◆ Given task ◆
Can you print every record below exactly as written?

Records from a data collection
--- start ---

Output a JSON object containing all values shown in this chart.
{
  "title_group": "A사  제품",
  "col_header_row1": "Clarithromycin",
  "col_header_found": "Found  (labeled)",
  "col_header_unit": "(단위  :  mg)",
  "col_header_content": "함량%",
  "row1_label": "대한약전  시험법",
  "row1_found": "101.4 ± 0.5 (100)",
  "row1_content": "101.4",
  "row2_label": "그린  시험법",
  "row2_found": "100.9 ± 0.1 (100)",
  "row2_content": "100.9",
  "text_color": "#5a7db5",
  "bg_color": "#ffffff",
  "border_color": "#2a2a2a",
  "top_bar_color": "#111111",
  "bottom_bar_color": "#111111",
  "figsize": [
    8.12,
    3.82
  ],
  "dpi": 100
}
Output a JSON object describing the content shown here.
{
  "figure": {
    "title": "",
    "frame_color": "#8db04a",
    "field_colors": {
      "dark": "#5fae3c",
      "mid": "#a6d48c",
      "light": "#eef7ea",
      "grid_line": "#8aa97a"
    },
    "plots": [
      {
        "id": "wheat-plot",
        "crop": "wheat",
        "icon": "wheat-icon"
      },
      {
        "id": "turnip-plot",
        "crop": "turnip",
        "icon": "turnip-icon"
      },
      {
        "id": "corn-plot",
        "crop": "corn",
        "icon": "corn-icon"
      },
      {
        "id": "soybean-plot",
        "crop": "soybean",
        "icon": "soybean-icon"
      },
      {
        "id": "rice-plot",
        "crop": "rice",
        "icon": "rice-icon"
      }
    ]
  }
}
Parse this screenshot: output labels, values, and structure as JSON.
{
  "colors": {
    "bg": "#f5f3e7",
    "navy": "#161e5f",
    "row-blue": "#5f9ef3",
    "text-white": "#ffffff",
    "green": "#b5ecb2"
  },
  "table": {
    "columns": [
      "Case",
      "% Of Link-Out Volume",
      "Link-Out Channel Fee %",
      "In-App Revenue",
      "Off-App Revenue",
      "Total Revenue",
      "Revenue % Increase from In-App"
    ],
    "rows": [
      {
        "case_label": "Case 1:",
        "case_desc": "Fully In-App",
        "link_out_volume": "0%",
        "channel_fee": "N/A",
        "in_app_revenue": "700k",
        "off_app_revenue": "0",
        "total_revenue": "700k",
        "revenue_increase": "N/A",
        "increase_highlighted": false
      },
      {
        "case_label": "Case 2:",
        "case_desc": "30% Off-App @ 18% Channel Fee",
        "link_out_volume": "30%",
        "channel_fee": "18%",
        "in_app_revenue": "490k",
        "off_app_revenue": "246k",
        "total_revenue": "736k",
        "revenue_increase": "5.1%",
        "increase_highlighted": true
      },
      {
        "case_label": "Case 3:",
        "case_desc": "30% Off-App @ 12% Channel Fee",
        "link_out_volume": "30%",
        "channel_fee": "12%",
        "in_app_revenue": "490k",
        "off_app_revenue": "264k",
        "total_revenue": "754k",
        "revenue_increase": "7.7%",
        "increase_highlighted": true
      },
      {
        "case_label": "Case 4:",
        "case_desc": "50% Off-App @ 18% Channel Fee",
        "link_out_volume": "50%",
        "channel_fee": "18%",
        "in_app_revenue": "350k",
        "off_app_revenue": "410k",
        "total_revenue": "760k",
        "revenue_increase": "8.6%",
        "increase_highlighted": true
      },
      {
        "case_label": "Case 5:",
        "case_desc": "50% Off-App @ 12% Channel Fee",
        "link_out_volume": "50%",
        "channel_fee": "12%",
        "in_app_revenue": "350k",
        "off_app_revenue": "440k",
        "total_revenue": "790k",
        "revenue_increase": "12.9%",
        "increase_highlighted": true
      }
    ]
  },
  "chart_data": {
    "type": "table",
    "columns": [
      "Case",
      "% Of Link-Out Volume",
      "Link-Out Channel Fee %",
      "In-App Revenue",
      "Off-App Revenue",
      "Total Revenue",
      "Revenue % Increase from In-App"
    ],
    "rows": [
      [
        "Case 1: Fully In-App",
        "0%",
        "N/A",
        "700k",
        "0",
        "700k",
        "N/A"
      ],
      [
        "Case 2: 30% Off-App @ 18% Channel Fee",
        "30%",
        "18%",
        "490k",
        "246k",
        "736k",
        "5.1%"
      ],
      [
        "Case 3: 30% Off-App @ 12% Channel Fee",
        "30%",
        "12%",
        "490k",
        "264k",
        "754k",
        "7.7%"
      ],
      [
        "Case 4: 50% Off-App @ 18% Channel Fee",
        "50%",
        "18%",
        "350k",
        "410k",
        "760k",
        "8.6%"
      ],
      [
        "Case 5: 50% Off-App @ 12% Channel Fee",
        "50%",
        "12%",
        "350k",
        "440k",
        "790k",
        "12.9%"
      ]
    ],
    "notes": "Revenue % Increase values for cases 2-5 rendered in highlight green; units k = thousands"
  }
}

--- end ---

◆ Result ◆
Output a JSON object containing all values shown in this chart.
{
  "title_group": "A사  제품",
  "col_header_row1": "Clarithromycin",
  "col_header_found": "Found  (labeled)",
  "col_header_unit": "(단위  :  mg)",
  "col_header_content": "함량%",
  "row1_label": "대한약전  시험법",
  "row1_found": "101.4 ± 0.5 (100)",
  "row1_content": "101.4",
  "row2_label": "그린  시험법",
  "row2_found": "100.9 ± 0.1 (100)",
  "row2_content": "100.9",
  "text_color": "#5a7db5",
  "bg_color": "#ffffff",
  "border_color": "#2a2a2a",
  "top_bar_color": "#111111",
  "bottom_bar_color": "#111111",
  "figsize": [
    8.12,
    3.82
  ],
  "dpi": 100
}
Output a JSON object describing the content shown here.
{
  "figure": {
    "title": "",
    "frame_color": "#8db04a",
    "field_colors": {
      "dark": "#5fae3c",
      "mid": "#a6d48c",
      "light": "#eef7ea",
      "grid_line": "#8aa97a"
    },
    "plots": [
      {
        "id": "wheat-plot",
        "crop": "wheat",
        "icon": "wheat-icon"
      },
      {
        "id": "turnip-plot",
        "crop": "turnip",
        "icon": "turnip-icon"
      },
      {
        "id": "corn-plot",
        "crop": "corn",
        "icon": "corn-icon"
      },
      {
        "id": "soybean-plot",
        "crop": "soybean",
        "icon": "soybean-icon"
      },
      {
        "id": "rice-plot",
        "crop": "rice",
        "icon": "rice-icon"
      }
    ]
  }
}
Parse this screenshot: output labels, values, and structure as JSON.
{
  "colors": {
    "bg": "#f5f3e7",
    "navy": "#161e5f",
    "row-blue": "#5f9ef3",
    "text-white": "#ffffff",
    "green": "#b5ecb2"
  },
  "table": {
    "columns": [
      "Case",
      "% Of Link-Out Volume",
      "Link-Out Channel Fee %",
      "In-App Revenue",
      "Off-App Revenue",
      "Total Revenue",
      "Revenue % Increase from In-App"
    ],
    "rows": [
      {
        "case_label": "Case 1:",
        "case_desc": "Fully In-App",
        "link_out_volume": "0%",
        "channel_fee": "N/A",
        "in_app_revenue": "700k",
        "off_app_revenue": "0",
        "total_revenue": "700k",
        "revenue_increase": "N/A",
        "increase_highlighted": false
      },
      {
        "case_label": "Case 2:",
        "case_desc": "30% Off-App @ 18% Channel Fee",
        "link_out_volume": "30%",
        "channel_fee": "18%",
        "in_app_revenue": "490k",
        "off_app_revenue": "246k",
        "total_revenue": "736k",
        "revenue_increase": "5.1%",
        "increase_highlighted": true
      },
      {
        "case_label": "Case 3:",
        "case_desc": "30% Off-App @ 12% Channel Fee",
        "link_out_volume": "30%",
        "channel_fee": "12%",
        "in_app_revenue": "490k",
        "off_app_revenue": "264k",
        "total_revenue": "754k",
        "revenue_increase": "7.7%",
        "increase_highlighted": true
      },
      {
        "case_label": "Case 4:",
        "case_desc": "50% Off-App @ 18% Channel Fee",
        "link_out_volume": "50%",
        "channel_fee": "18%",
        "in_app_revenue": "350k",
        "off_app_revenue": "410k",
        "total_revenue": "760k",
        "revenue_increase": "8.6%",
        "increase_highlighted": true
      },
      {
        "case_label": "Case 5:",
        "case_desc": "50% Off-App @ 12% Channel Fee",
        "link_out_volume": "50%",
        "channel_fee": "12%",
        "in_app_revenue": "350k",
        "off_app_revenue": "440k",
        "total_revenue": "790k",
        "revenue_increase": "12.9%",
        "increase_highlighted": true
      }
    ]
  },
  "chart_data": {
    "type": "table",
    "columns": [
      "Case",
      "% Of Link-Out Volume",
      "Link-Out Channel Fee %",
      "In-App Revenue",
      "Off-App Revenue",
      "Total Revenue",
      "Revenue % Increase from In-App"
    ],
    "rows": [
      [
        "Case 1: Fully In-App",
        "0%",
        "N/A",
        "700k",
        "0",
        "700k",
        "N/A"
      ],
      [
        "Case 2: 30% Off-App @ 18% Channel Fee",
        "30%",
        "18%",
        "490k",
        "246k",
        "736k",
        "5.1%"
      ],
      [
        "Case 3: 30% Off-App @ 12% Channel Fee",
        "30%",
        "12%",
        "490k",
        "264k",
        "754k",
        "7.7%"
      ],
      [
        "Case 4: 50% Off-App @ 18% Channel Fee",
        "50%",
        "18%",
        "350k",
        "410k",
        "760k",
        "8.6%"
      ],
      [
        "Case 5: 50% Off-App @ 12% Channel Fee",
        "50%",
        "12%",
        "350k",
        "440k",
        "790k",
        "12.9%"
      ]
    ],
    "notes": "Revenue % Increase values for cases 2-5 rendered in highlight green; units k = thousands"
  }
}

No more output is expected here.